▶ _Task to complete_:
How many of the lines below include "块砖顺砌"? Give the number and no other words.

▶ _Records from a data source_:
** Start **
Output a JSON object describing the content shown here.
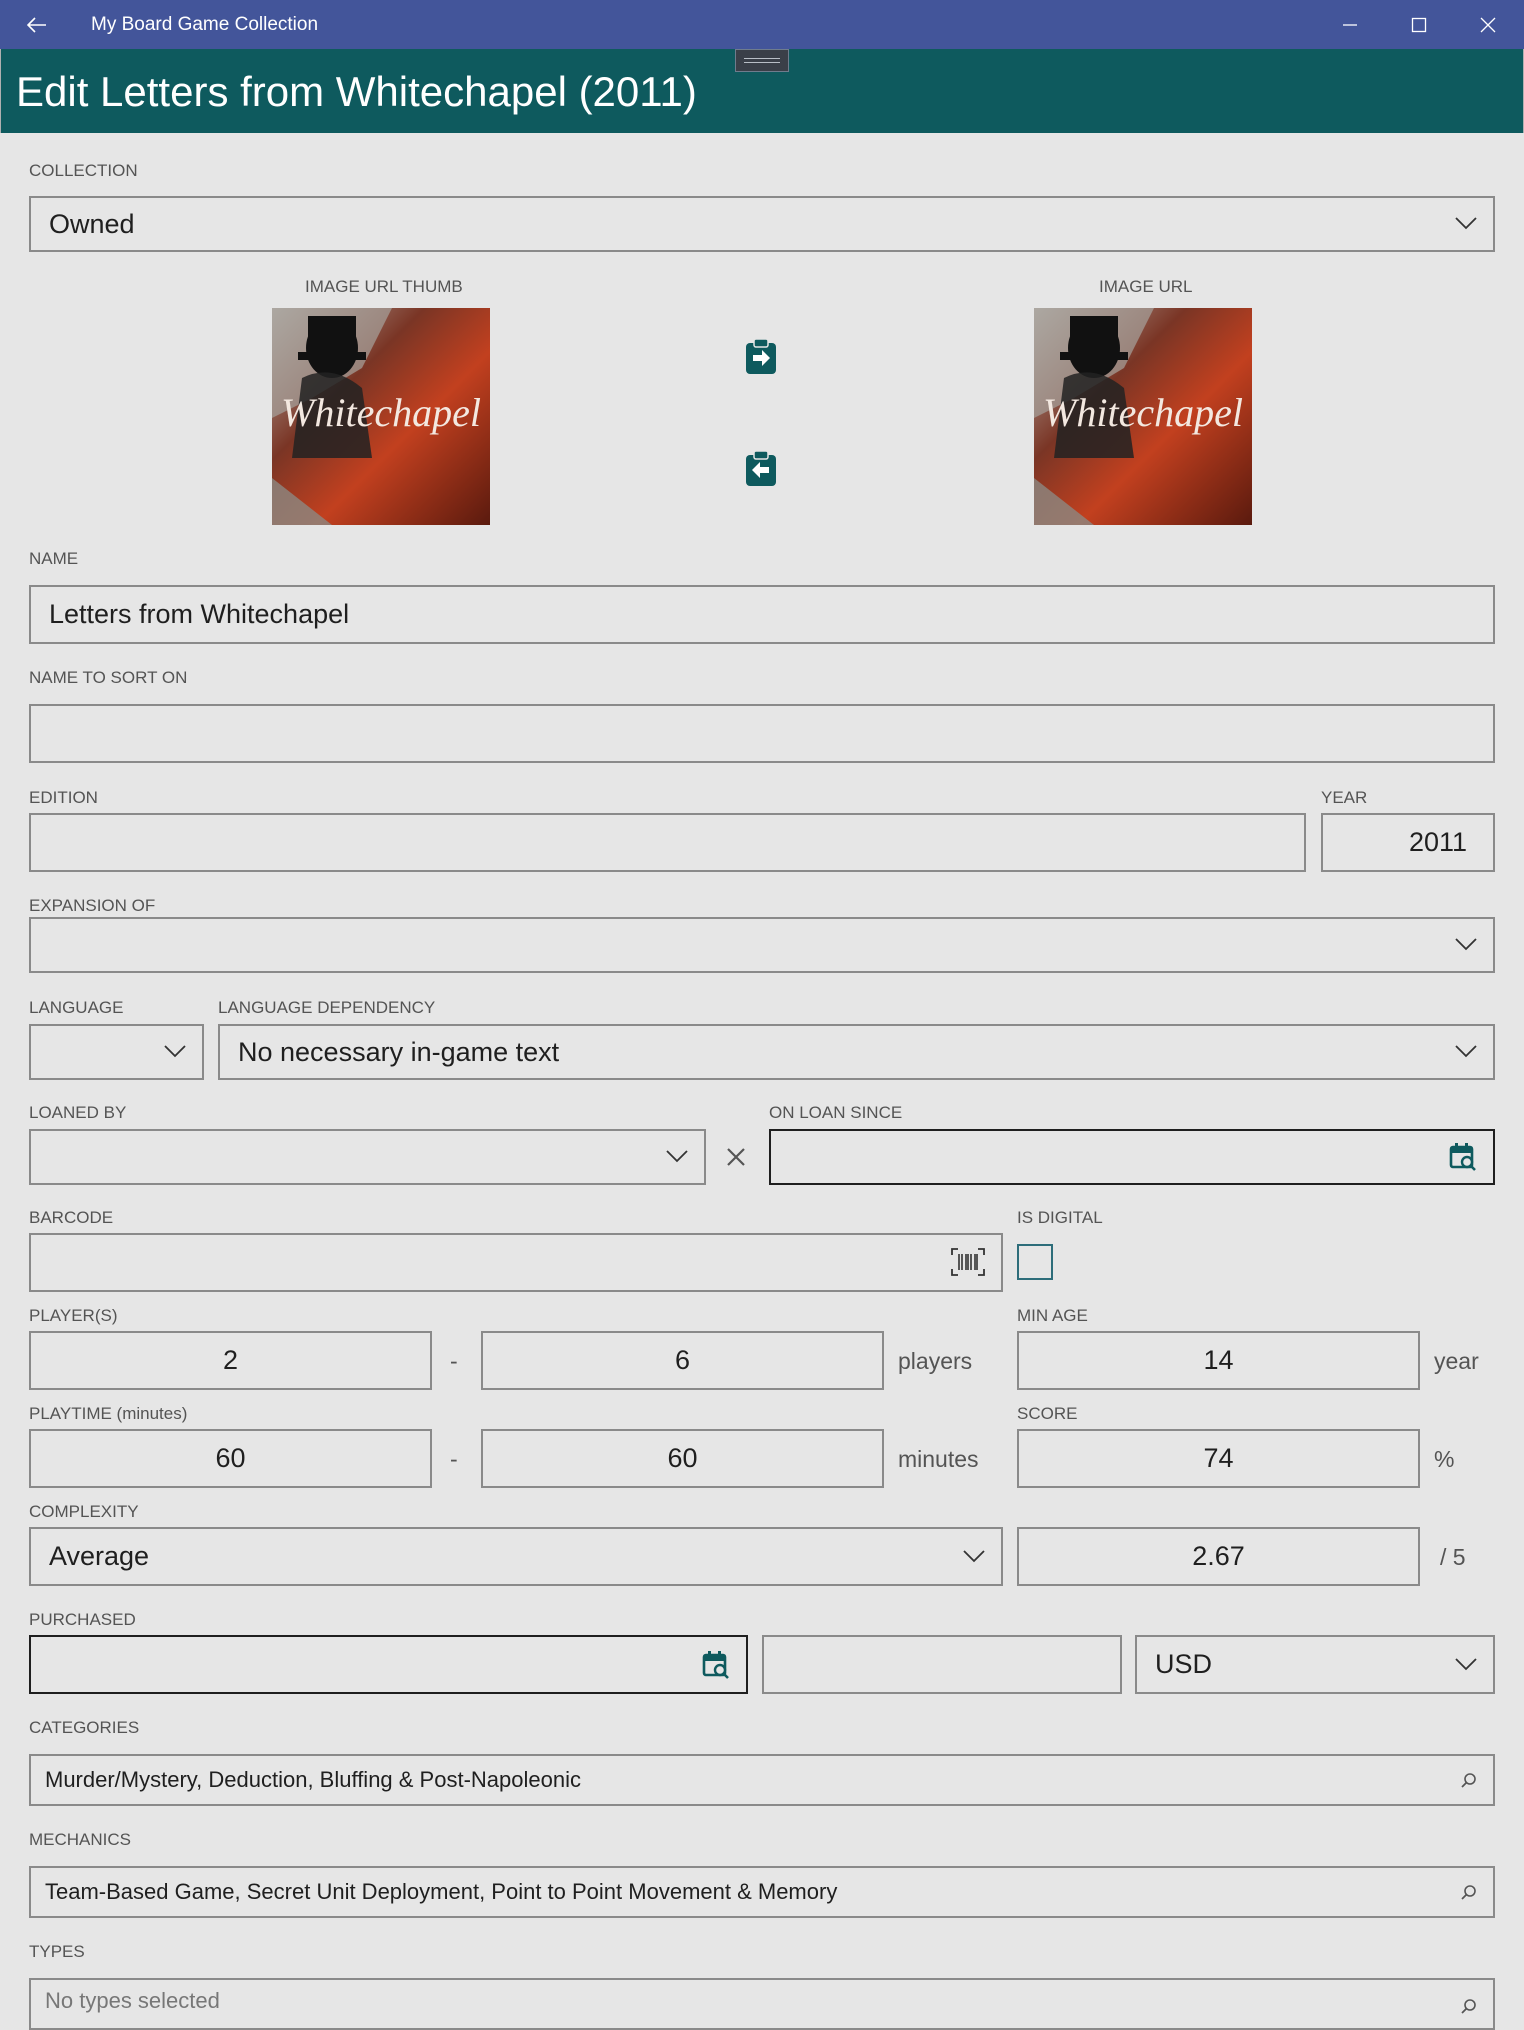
{
  "window": {
    "title": "My Board Game Collection",
    "back_icon": "arrow-left-icon",
    "controls": [
      "minimize-icon",
      "maximize-icon",
      "close-icon"
    ]
  },
  "header": {
    "title": "Edit Letters from Whitechapel (2011)",
    "color": "#0e5a5e"
  },
  "titlebar_color": "#43559a",
  "accent_icon_color": "#0e5a5e",
  "collection": {
    "label": "COLLECTION",
    "value": "Owned"
  },
  "images": {
    "thumb_label": "IMAGE URL THUMB",
    "url_label": "IMAGE URL",
    "cover_text": "Whitechapel",
    "copy_right_icon": "clipboard-arrow-right-icon",
    "copy_left_icon": "clipboard-arrow-left-icon"
  },
  "name": {
    "label": "NAME",
    "value": "Letters from Whitechapel"
  },
  "sort_name": {
    "label": "NAME TO SORT ON",
    "value": ""
  },
  "edition": {
    "label": "EDITION",
    "value": ""
  },
  "year": {
    "label": "YEAR",
    "value": "2011"
  },
  "expansion_of": {
    "label": "EXPANSION OF",
    "value": ""
  },
  "language": {
    "label": "LANGUAGE",
    "value": ""
  },
  "language_dependency": {
    "label": "LANGUAGE DEPENDENCY",
    "value": "No necessary in-game text"
  },
  "loaned_by": {
    "label": "LOANED BY",
    "value": ""
  },
  "on_loan_since": {
    "label": "ON LOAN SINCE",
    "value": ""
  },
  "barcode": {
    "label": "BARCODE",
    "value": ""
  },
  "is_digital": {
    "label": "IS DIGITAL",
    "checked": false
  },
  "players": {
    "label": "PLAYER(S)",
    "min": "2",
    "max": "6",
    "unit": "players",
    "separator": "-"
  },
  "min_age": {
    "label": "MIN AGE",
    "value": "14",
    "unit": "year"
  },
  "playtime": {
    "label": "PLAYTIME (minutes)",
    "min": "60",
    "max": "60",
    "unit": "minutes",
    "separator": "-"
  },
  "score": {
    "label": "SCORE",
    "value": "74",
    "unit": "%"
  },
  "complexity": {
    "label": "COMPLEXITY",
    "value": "Average",
    "rating": "2.67",
    "unit": "/ 5"
  },
  "purchased": {
    "label": "PURCHASED",
    "date": "",
    "price": "",
    "currency": "USD"
  },
  "categories": {
    "label": "CATEGORIES",
    "value": "Murder/Mystery, Deduction, Bluffing & Post-Napoleonic"
  },
  "mechanics": {
    "label": "MECHANICS",
    "value": "Team-Based Game, Secret Unit Deployment, Point to Point Movement & Memory"
  },
  "types": {
    "label": "TYPES",
    "placeholder": "No types selected"
  }
}
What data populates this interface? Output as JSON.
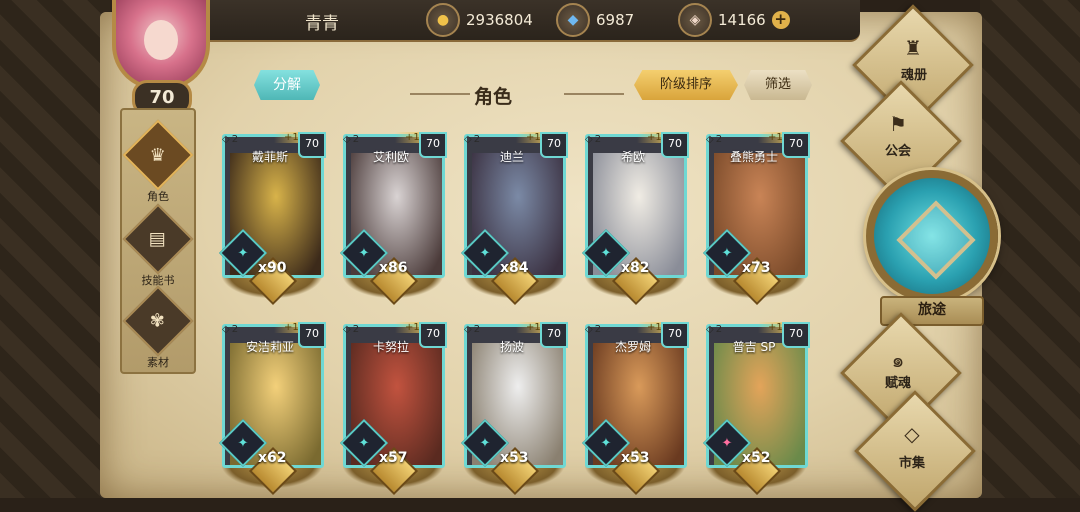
{
  "player": {
    "name": "青青",
    "level": "70"
  },
  "resources": {
    "gold": "2936804",
    "crystal": "6987",
    "gem": "14166",
    "add": "+"
  },
  "left_menu": [
    {
      "label": "角色",
      "icon": "helmet-icon"
    },
    {
      "label": "技能书",
      "icon": "book-icon"
    },
    {
      "label": "素材",
      "icon": "material-icon"
    }
  ],
  "header": {
    "decompose": "分解",
    "title": "角色",
    "sort": "阶级排序",
    "filter": "筛选"
  },
  "cards": [
    {
      "name": "戴菲斯",
      "stars": "2",
      "bonus": "+15",
      "level": "70",
      "count": "x90",
      "element": "cyan",
      "colors": [
        "#d8b34a",
        "#3c2a1a"
      ]
    },
    {
      "name": "艾利欧",
      "stars": "2",
      "bonus": "+15",
      "level": "70",
      "count": "x86",
      "element": "cyan",
      "colors": [
        "#d9d3d3",
        "#4b3b3a"
      ]
    },
    {
      "name": "迪兰",
      "stars": "2",
      "bonus": "+15",
      "level": "70",
      "count": "x84",
      "element": "cyan",
      "colors": [
        "#7b8aa6",
        "#3a3040"
      ]
    },
    {
      "name": "希欧",
      "stars": "2",
      "bonus": "+15",
      "level": "70",
      "count": "x82",
      "element": "cyan",
      "colors": [
        "#f0ece4",
        "#8a8d98"
      ]
    },
    {
      "name": "叠熊勇士",
      "stars": "2",
      "bonus": "+15",
      "level": "70",
      "count": "x73",
      "element": "cyan",
      "colors": [
        "#c98456",
        "#7a4a2a"
      ]
    },
    {
      "name": "安洁莉亚",
      "stars": "2",
      "bonus": "+15",
      "level": "70",
      "count": "x62",
      "element": "cyan",
      "colors": [
        "#f3d07a",
        "#7a6a30"
      ]
    },
    {
      "name": "卡努拉",
      "stars": "2",
      "bonus": "+15",
      "level": "70",
      "count": "x57",
      "element": "cyan",
      "colors": [
        "#c2533f",
        "#5a2a20"
      ]
    },
    {
      "name": "扬波",
      "stars": "2",
      "bonus": "+15",
      "level": "70",
      "count": "x53",
      "element": "cyan",
      "colors": [
        "#eeeeee",
        "#8a8070"
      ]
    },
    {
      "name": "杰罗姆",
      "stars": "2",
      "bonus": "+15",
      "level": "70",
      "count": "x53",
      "element": "cyan",
      "colors": [
        "#d99a5a",
        "#6a3a20"
      ]
    },
    {
      "name": "普吉 SP",
      "stars": "2",
      "bonus": "+15",
      "level": "70",
      "count": "x52",
      "element": "pink",
      "colors": [
        "#e3a45a",
        "#6a8a4a"
      ]
    }
  ],
  "right_menu": {
    "hunlu": "魂册",
    "guild": "公会",
    "journey": "旅途",
    "fuhun": "赋魂",
    "market": "市集"
  }
}
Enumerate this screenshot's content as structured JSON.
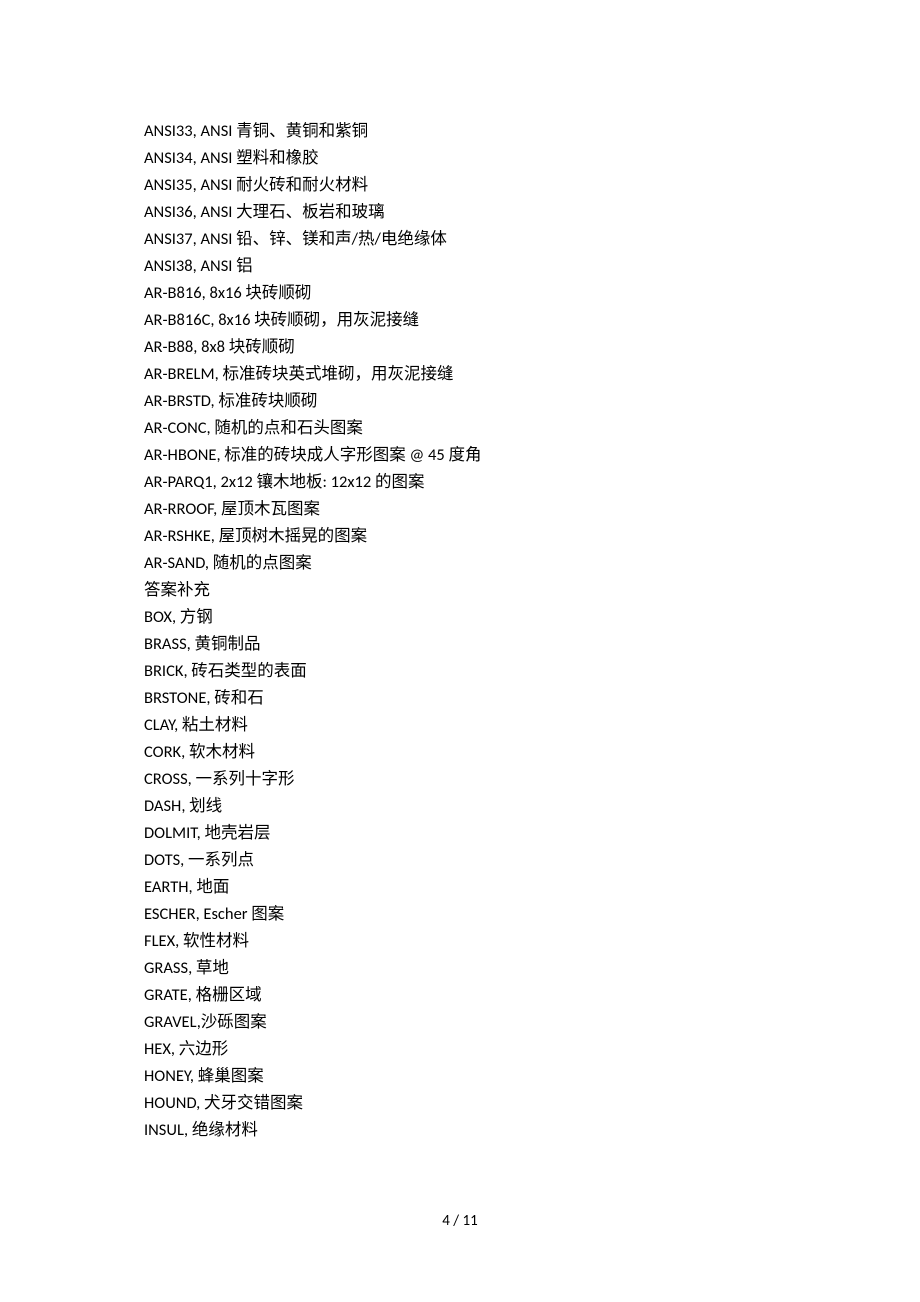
{
  "lines": [
    "ANSI33, ANSI 青铜、黄铜和紫铜",
    "ANSI34, ANSI 塑料和橡胶",
    "ANSI35, ANSI 耐火砖和耐火材料",
    "ANSI36, ANSI 大理石、板岩和玻璃",
    "ANSI37, ANSI 铅、锌、镁和声/热/电绝缘体",
    "ANSI38, ANSI 铝",
    "AR-B816, 8x16 块砖顺砌",
    "AR-B816C, 8x16 块砖顺砌，用灰泥接缝",
    "AR-B88, 8x8 块砖顺砌",
    "AR-BRELM, 标准砖块英式堆砌，用灰泥接缝",
    "AR-BRSTD, 标准砖块顺砌",
    "AR-CONC, 随机的点和石头图案",
    "AR-HBONE, 标准的砖块成人字形图案 @ 45 度角",
    "AR-PARQ1, 2x12 镶木地板: 12x12 的图案",
    "AR-RROOF, 屋顶木瓦图案",
    "AR-RSHKE, 屋顶树木摇晃的图案",
    "AR-SAND, 随机的点图案",
    "答案补充",
    "BOX, 方钢",
    "BRASS, 黄铜制品",
    "BRICK, 砖石类型的表面",
    "BRSTONE, 砖和石",
    "CLAY, 粘土材料",
    "CORK, 软木材料",
    "CROSS, 一系列十字形",
    "DASH, 划线",
    "DOLMIT, 地壳岩层",
    "DOTS, 一系列点",
    "EARTH, 地面",
    "ESCHER, Escher 图案",
    "FLEX, 软性材料",
    "GRASS, 草地",
    "GRATE, 格栅区域",
    "GRAVEL,沙砾图案",
    "HEX, 六边形",
    "HONEY, 蜂巢图案",
    "HOUND, 犬牙交错图案",
    "INSUL, 绝缘材料"
  ],
  "footer": "4 / 11"
}
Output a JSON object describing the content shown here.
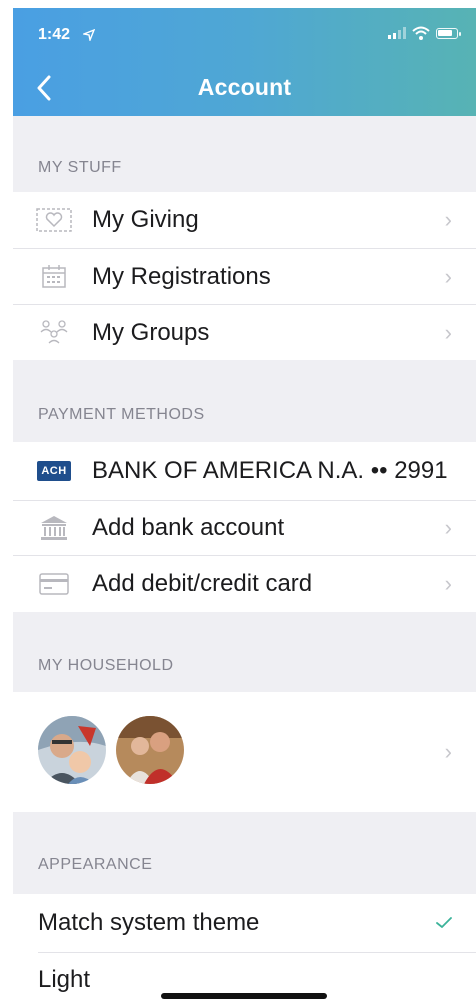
{
  "status_bar": {
    "time": "1:42"
  },
  "header": {
    "title": "Account"
  },
  "sections": {
    "my_stuff": {
      "title": "MY STUFF",
      "items": [
        {
          "label": "My Giving",
          "icon": "envelope-heart-icon"
        },
        {
          "label": "My Registrations",
          "icon": "calendar-icon"
        },
        {
          "label": "My Groups",
          "icon": "group-people-icon"
        }
      ]
    },
    "payment_methods": {
      "title": "PAYMENT METHODS",
      "ach_badge": "ACH",
      "bank_account": "BANK OF AMERICA N.A. •• 2991",
      "add_bank": "Add bank account",
      "add_card": "Add debit/credit card"
    },
    "my_household": {
      "title": "MY HOUSEHOLD"
    },
    "appearance": {
      "title": "APPEARANCE",
      "options": [
        {
          "label": "Match system theme",
          "selected": true
        },
        {
          "label": "Light",
          "selected": false
        }
      ]
    }
  },
  "colors": {
    "header_start": "#4a9fe3",
    "header_end": "#57b3b4",
    "check": "#3cb39a",
    "section_bg": "#efeff3"
  }
}
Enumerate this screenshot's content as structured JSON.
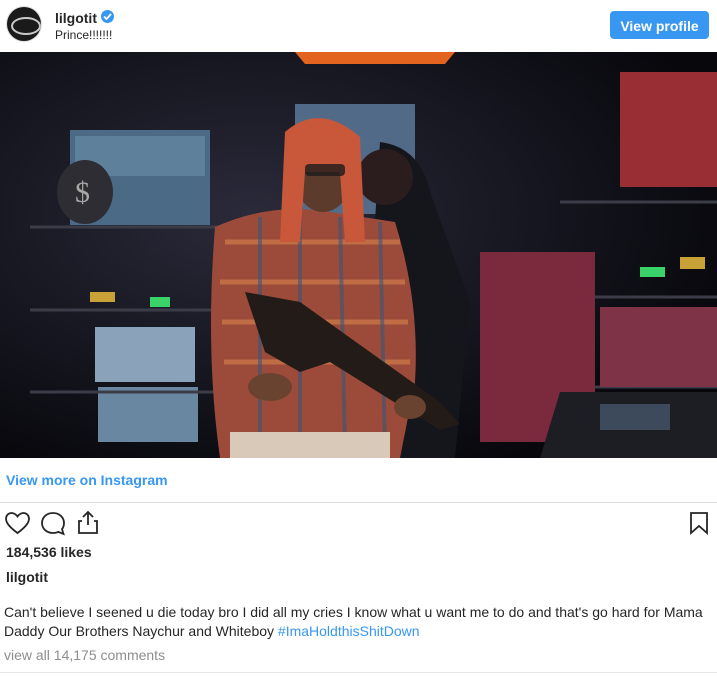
** End **
▶ _Full solution_:
3